[Records]
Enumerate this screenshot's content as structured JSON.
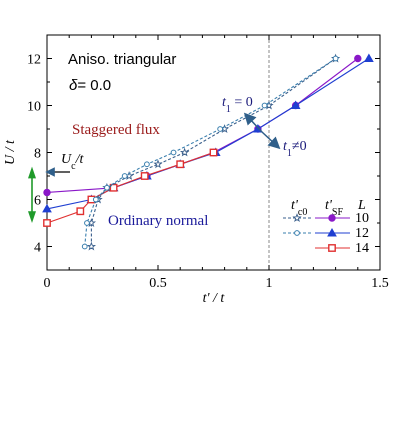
{
  "chart_data": {
    "type": "line",
    "annotations": {
      "model": "Aniso. triangular",
      "delta": "δ= 0.0",
      "staggered_flux": "Staggered flux",
      "ordinary_normal": "Ordinary normal",
      "uc_label": "U",
      "uc_sub": "c",
      "uc_tail": "/t",
      "t1_zero": "t",
      "t1_zero_sub": "1",
      "t1_zero_tail": " = 0",
      "t1_nonzero": "t",
      "t1_nonzero_sub": "1",
      "t1_nonzero_tail": "≠0"
    },
    "xlabel": "t' / t",
    "ylabel": "U / t",
    "xlim": [
      0,
      1.5
    ],
    "ylim": [
      3,
      13
    ],
    "xticks": [
      0,
      0.5,
      1,
      1.5
    ],
    "xtick_labels": [
      "0",
      "0.5",
      "1",
      "1.5"
    ],
    "yticks": [
      4,
      6,
      8,
      10,
      12
    ],
    "ytick_labels": [
      "4",
      "6",
      "8",
      "10",
      "12"
    ],
    "vline_x": 1.0,
    "legend": {
      "header_c0": "t'",
      "header_c0_sub": "c0",
      "header_sf": "t'",
      "header_sf_sub": "SF",
      "header_L": "L",
      "rows": [
        "10",
        "12",
        "14"
      ]
    },
    "series": [
      {
        "key": "sf10",
        "L": "10",
        "group": "SF",
        "marker": "circle",
        "color": "#8a18c8",
        "x": [
          0,
          0.3,
          0.45,
          0.6,
          0.75,
          0.95,
          1.12,
          1.4
        ],
        "y": [
          6.3,
          6.5,
          7.0,
          7.5,
          8.0,
          9.0,
          10.0,
          12.0
        ]
      },
      {
        "key": "sf12",
        "L": "12",
        "group": "SF",
        "marker": "triangle",
        "color": "#1f3fd1",
        "x": [
          0,
          0.2,
          0.3,
          0.45,
          0.6,
          0.76,
          0.95,
          1.12,
          1.45
        ],
        "y": [
          5.6,
          6.0,
          6.5,
          7.0,
          7.5,
          8.0,
          9.0,
          10.0,
          12.0
        ]
      },
      {
        "key": "sf14",
        "L": "14",
        "group": "SF",
        "marker": "square",
        "color": "#e03030",
        "x": [
          0,
          0.15,
          0.2,
          0.3,
          0.44,
          0.6,
          0.75
        ],
        "y": [
          5.0,
          5.5,
          6.0,
          6.5,
          7.0,
          7.5,
          8.0
        ]
      },
      {
        "key": "c0_star",
        "L": "10",
        "group": "c0",
        "marker": "star",
        "color": "#3a5f8c",
        "x": [
          0.2,
          0.2,
          0.23,
          0.27,
          0.37,
          0.5,
          0.62,
          0.8,
          1.0,
          1.3
        ],
        "y": [
          4.0,
          5.0,
          6.0,
          6.5,
          7.0,
          7.5,
          8.0,
          9.0,
          10.0,
          12.0
        ]
      },
      {
        "key": "c0_circle",
        "L": "12",
        "group": "c0",
        "marker": "circle-open",
        "color": "#3a7fae",
        "x": [
          0.17,
          0.18,
          0.22,
          0.27,
          0.35,
          0.45,
          0.57,
          0.78,
          0.98,
          1.3
        ],
        "y": [
          4.0,
          5.0,
          6.0,
          6.5,
          7.0,
          7.5,
          8.0,
          9.0,
          10.0,
          12.0
        ]
      }
    ]
  }
}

| EXERCISE AIM |
Copy out every line with the word "color".

| COMPLETE ANSWER |
        "color": "#8a18c8",
        "color": "#1f3fd1",
        "color": "#e03030",
        "color": "#3a5f8c",
        "color": "#3a7fae",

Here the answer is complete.